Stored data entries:
>> BEGIN
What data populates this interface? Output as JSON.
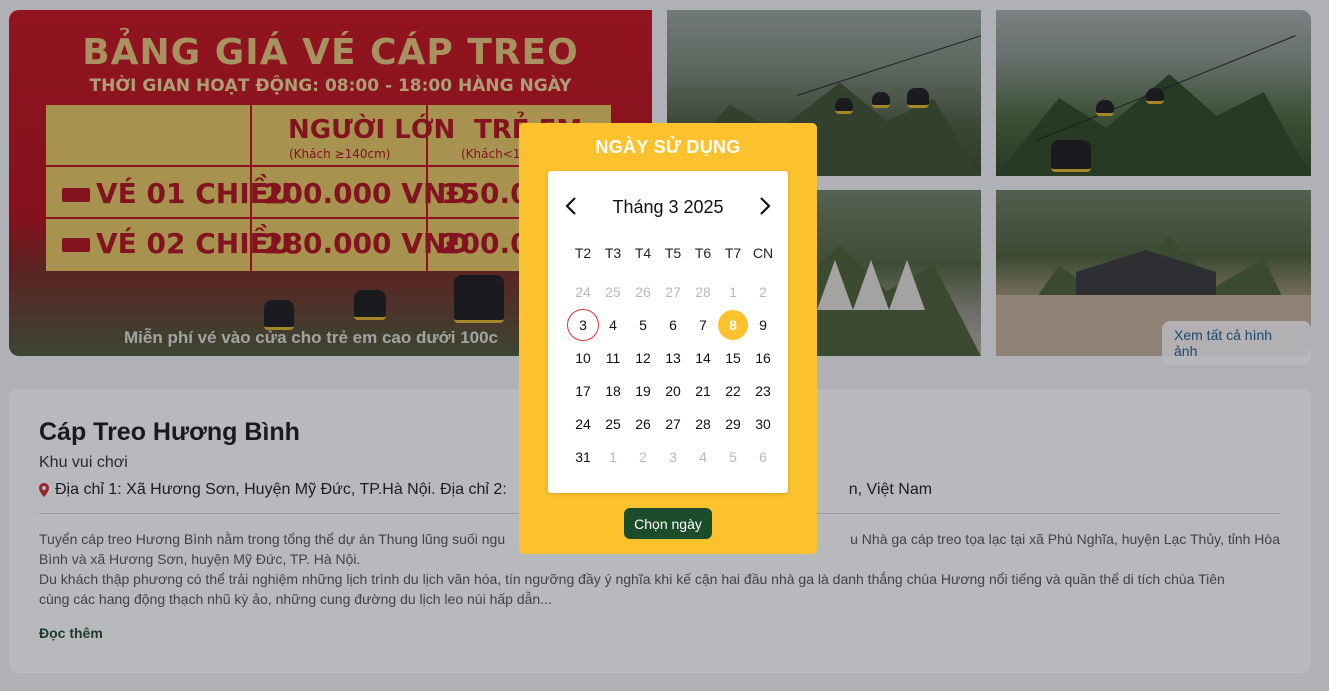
{
  "gallery": {
    "main": {
      "title": "BẢNG GIÁ VÉ CÁP TREO",
      "subtitle": "THỜI GIAN HOẠT ĐỘNG: 08:00 - 18:00 HÀNG NGÀY",
      "col_adult": "NGƯỜI LỚN",
      "col_adult_note": "(Khách ≥140cm)",
      "col_child": "TRẺ EM",
      "col_child_note": "(Khách<1",
      "row1_label": "VÉ 01 CHIỀU",
      "row1_adult": "200.000 VNĐ",
      "row1_child": "150.000",
      "row2_label": "VÉ 02 CHIỀU",
      "row2_adult": "280.000 VNĐ",
      "row2_child": "200.000",
      "footer": "Miễn phí vé vào cửa cho trẻ em cao dưới 100c"
    },
    "see_all_label": "Xem tất cả hình ảnh"
  },
  "place": {
    "name": "Cáp Treo Hương Bình",
    "category": "Khu vui chơi",
    "address": "Địa chỉ 1: Xã Hương Sơn, Huyện Mỹ Đức, TP.Hà Nội. Địa chỉ 2:",
    "address_tail": "n, Việt Nam",
    "desc_line1": "Tuyển cáp treo Hương Bình nằm trong tổng thể dự án Thung lũng suối ngu",
    "desc_line1_tail": "u Nhà ga cáp treo tọa lạc tại xã Phú Nghĩa, huyện Lạc Thủy, tỉnh Hòa",
    "desc_line2": "Bình và xã Hương Sơn, huyện Mỹ Đức, TP. Hà Nội.",
    "desc_line3": "Du khách thập phương có thể trải nghiệm những lịch trình du lịch văn hóa, tín ngưỡng đầy ý nghĩa khi kế cận hai đầu nhà ga là danh thắng chùa Hương nổi tiếng và quần thể di tích chùa Tiên",
    "desc_line4": "cùng các hang động thạch nhũ kỳ ảo, những cung đường du lịch leo núi hấp dẫn...",
    "read_more": "Đọc thêm"
  },
  "date_picker": {
    "title": "NGÀY SỬ DỤNG",
    "month_label": "Tháng 3  2025",
    "weekdays": [
      "T2",
      "T3",
      "T4",
      "T5",
      "T6",
      "T7",
      "CN"
    ],
    "weeks": [
      [
        {
          "d": "24",
          "m": true
        },
        {
          "d": "25",
          "m": true
        },
        {
          "d": "26",
          "m": true
        },
        {
          "d": "27",
          "m": true
        },
        {
          "d": "28",
          "m": true
        },
        {
          "d": "1",
          "m": true
        },
        {
          "d": "2",
          "m": true
        }
      ],
      [
        {
          "d": "3",
          "today": true
        },
        {
          "d": "4"
        },
        {
          "d": "5"
        },
        {
          "d": "6"
        },
        {
          "d": "7"
        },
        {
          "d": "8",
          "sel": true
        },
        {
          "d": "9"
        }
      ],
      [
        {
          "d": "10"
        },
        {
          "d": "11"
        },
        {
          "d": "12"
        },
        {
          "d": "13"
        },
        {
          "d": "14"
        },
        {
          "d": "15"
        },
        {
          "d": "16"
        }
      ],
      [
        {
          "d": "17"
        },
        {
          "d": "18"
        },
        {
          "d": "19"
        },
        {
          "d": "20"
        },
        {
          "d": "21"
        },
        {
          "d": "22"
        },
        {
          "d": "23"
        }
      ],
      [
        {
          "d": "24"
        },
        {
          "d": "25"
        },
        {
          "d": "26"
        },
        {
          "d": "27"
        },
        {
          "d": "28"
        },
        {
          "d": "29"
        },
        {
          "d": "30"
        }
      ],
      [
        {
          "d": "31"
        },
        {
          "d": "1",
          "m": true
        },
        {
          "d": "2",
          "m": true
        },
        {
          "d": "3",
          "m": true
        },
        {
          "d": "4",
          "m": true
        },
        {
          "d": "5",
          "m": true
        },
        {
          "d": "6",
          "m": true
        }
      ]
    ],
    "confirm_label": "Chọn ngày",
    "prev_icon": "chevron-left-icon",
    "next_icon": "chevron-right-icon"
  },
  "colors": {
    "accent": "#fbc22e",
    "button": "#1b4d2b",
    "today_ring": "#d9363e"
  }
}
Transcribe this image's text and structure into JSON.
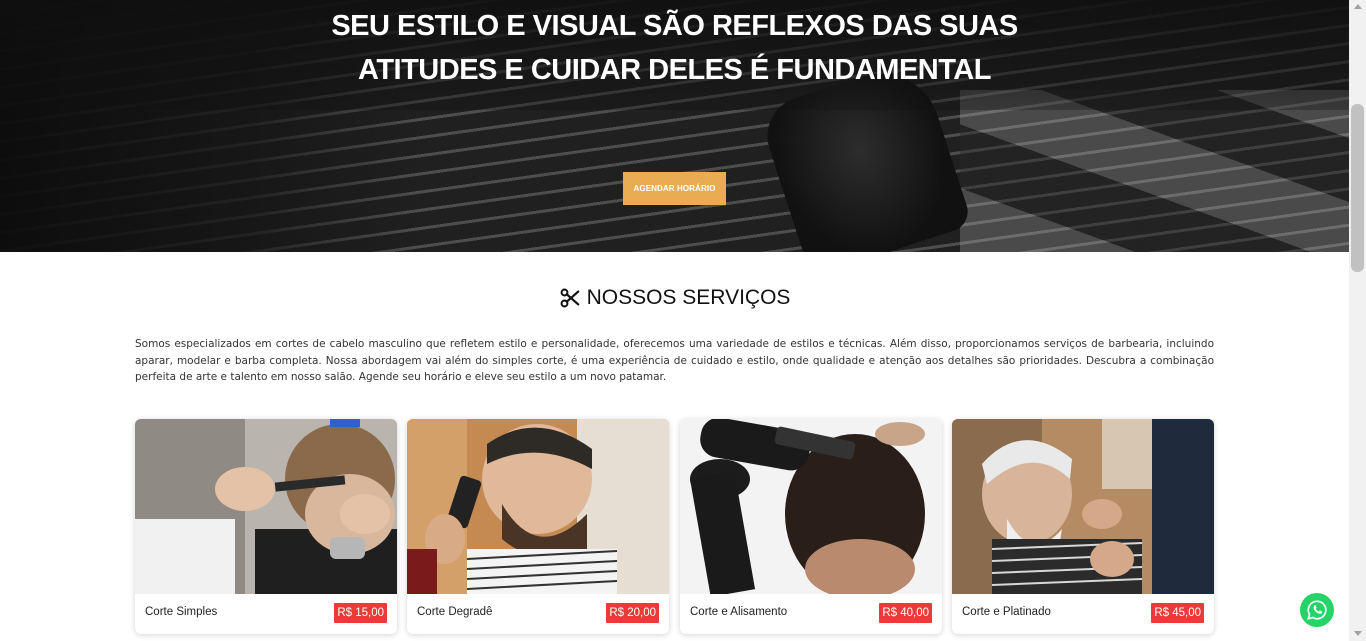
{
  "hero": {
    "title_line1": "SEU ESTILO E VISUAL SÃO REFLEXOS DAS SUAS",
    "title_line2": "ATITUDES E CUIDAR DELES É FUNDAMENTAL",
    "cta_label": "AGENDAR HORÁRIO",
    "cta_color": "#e9ac52"
  },
  "services": {
    "icon": "scissors-icon",
    "title": "NOSSOS SERVIÇOS",
    "description": "Somos especializados em cortes de cabelo masculino que refletem estilo e personalidade, oferecemos uma variedade de estilos e técnicas. Além disso, proporcionamos serviços de barbearia, incluindo aparar, modelar e barba completa. Nossa abordagem vai além do simples corte, é uma experiência de cuidado e estilo, onde qualidade e atenção aos detalhes são prioridades. Descubra a combinação perfeita de arte e talento em nosso salão. Agende seu horário e eleve seu estilo a um novo patamar.",
    "cards": [
      {
        "name": "Corte Simples",
        "price": "R$ 15,00"
      },
      {
        "name": "Corte Degradê",
        "price": "R$ 20,00"
      },
      {
        "name": "Corte e Alisamento",
        "price": "R$ 40,00"
      },
      {
        "name": "Corte e Platinado",
        "price": "R$ 45,00"
      }
    ],
    "price_color": "#ec3a3a"
  },
  "floating": {
    "icon": "whatsapp-icon",
    "color": "#25d366"
  }
}
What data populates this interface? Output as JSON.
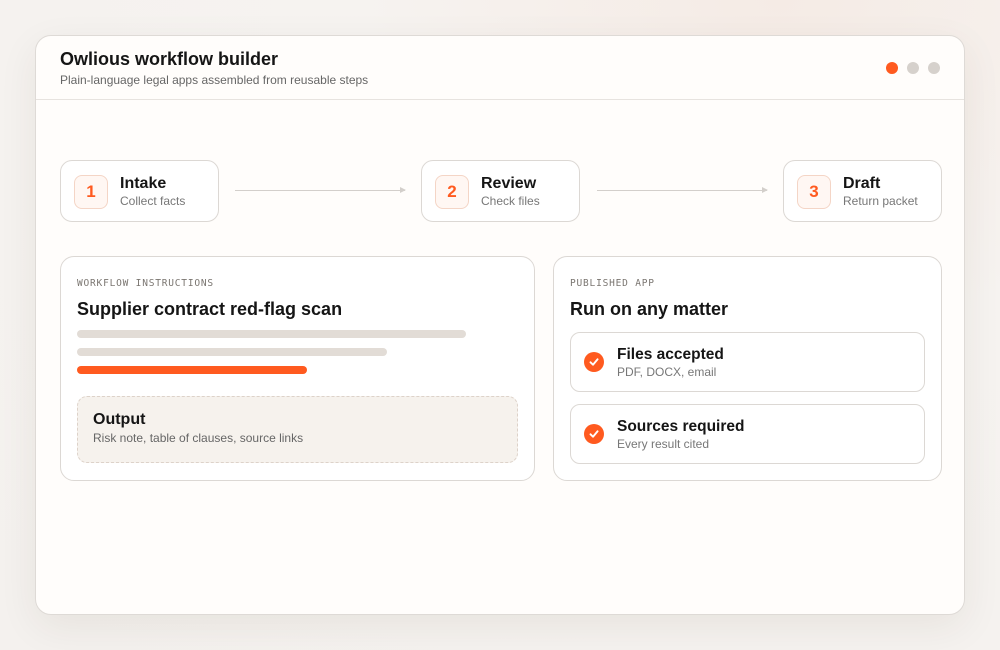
{
  "header": {
    "title": "Owlious workflow builder",
    "subtitle": "Plain-language legal apps assembled from reusable steps",
    "pager": {
      "count": 3,
      "active_index": 0
    }
  },
  "steps": [
    {
      "number": "1",
      "title": "Intake",
      "subtitle": "Collect facts"
    },
    {
      "number": "2",
      "title": "Review",
      "subtitle": "Check files"
    },
    {
      "number": "3",
      "title": "Draft",
      "subtitle": "Return packet"
    }
  ],
  "instructions": {
    "label": "WORKFLOW INSTRUCTIONS",
    "title": "Supplier contract red-flag scan",
    "output_title": "Output",
    "output_subtitle": "Risk note, table of clauses, source links"
  },
  "published": {
    "label": "PUBLISHED APP",
    "title": "Run on any matter",
    "features": [
      {
        "title": "Files accepted",
        "subtitle": "PDF, DOCX, email"
      },
      {
        "title": "Sources required",
        "subtitle": "Every result cited"
      }
    ]
  },
  "colors": {
    "accent": "#ff5a1f",
    "border": "#dcd8d4",
    "placeholder_bar": "#e2dcd6",
    "dot_inactive": "#d6d1cc"
  }
}
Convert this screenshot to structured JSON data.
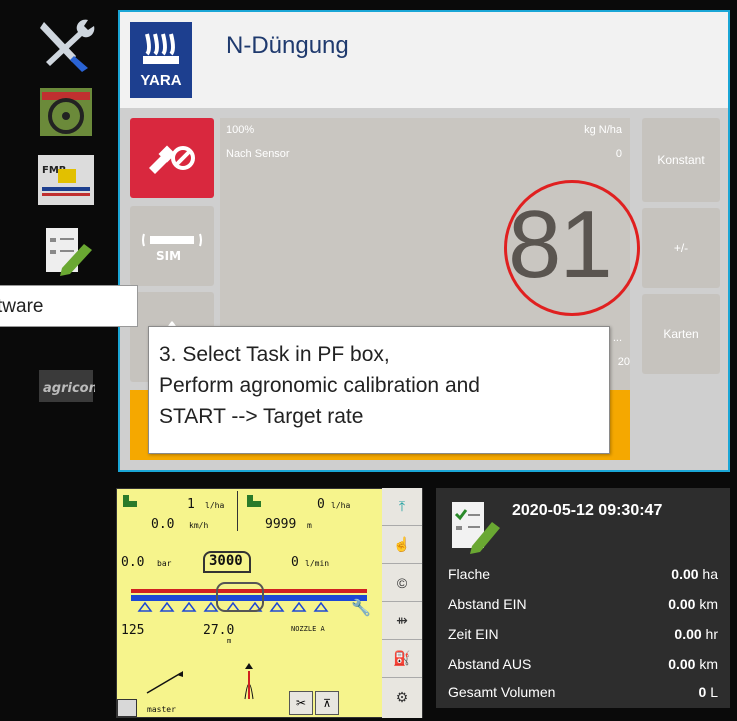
{
  "app": {
    "title": "N-Düngung",
    "logo_text": "YARA"
  },
  "panel": {
    "percent": "100%",
    "unit": "kg N/ha",
    "source_label": "Nach Sensor",
    "source_value": "0",
    "rate_value": "81",
    "bottom_left_partial": "...",
    "bottom_right_partial": "20"
  },
  "right_buttons": {
    "konstant": "Konstant",
    "plusminus": "+/-",
    "karten": "Karten"
  },
  "callouts": {
    "left": "tware",
    "main_line1": "3. Select Task in PF box,",
    "main_line2": "Perform agronomic calibration and",
    "main_line3": "START -->  Target rate"
  },
  "sprayer": {
    "rate1": "1",
    "rate1_unit": "l/ha",
    "rate2": "0",
    "rate2_unit": "l/ha",
    "speed": "0.0",
    "speed_unit": "km/h",
    "distance": "9999",
    "distance_unit": "m",
    "pressure": "0.0",
    "pressure_unit": "bar",
    "tank": "3000",
    "flow": "0",
    "flow_unit": "l/min",
    "width": "125",
    "boom": "27.0",
    "boom_unit": "m",
    "nozzle": "NOZZLE A",
    "status": "master"
  },
  "task": {
    "datetime": "2020-05-12 09:30:47",
    "rows": [
      {
        "label": "Flache",
        "value": "0.00",
        "unit": "ha"
      },
      {
        "label": "Abstand EIN",
        "value": "0.00",
        "unit": "km"
      },
      {
        "label": "Zeit EIN",
        "value": "0.00",
        "unit": "hr"
      },
      {
        "label": "Abstand AUS",
        "value": "0.00",
        "unit": "km"
      },
      {
        "label": "Gesamt Volumen",
        "value": "0",
        "unit": "L"
      }
    ]
  },
  "colors": {
    "frame": "#1aa6d6",
    "accent_red": "#d9283e",
    "accent_orange": "#f5a800",
    "yara_blue": "#1d3f8f"
  },
  "icons": [
    "tools-icon",
    "steering-wheel-icon",
    "fmr-sprayer-icon",
    "checklist-pencil-icon",
    "agricon-logo-icon",
    "satellite-off-icon",
    "sim-icon",
    "plant-icon"
  ]
}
>> END
## Set problem
Scan the entries above for the word "Bình" and collect each line holding it.

## Exercise result
    "name": "Cáp Treo Hương Bình",
    "desc_line1": "Tuyển cáp treo Hương Bình nằm trong tổng thể dự án Thung lũng suối ngu",
    "desc_line2": "Bình và xã Hương Sơn, huyện Mỹ Đức, TP. Hà Nội.",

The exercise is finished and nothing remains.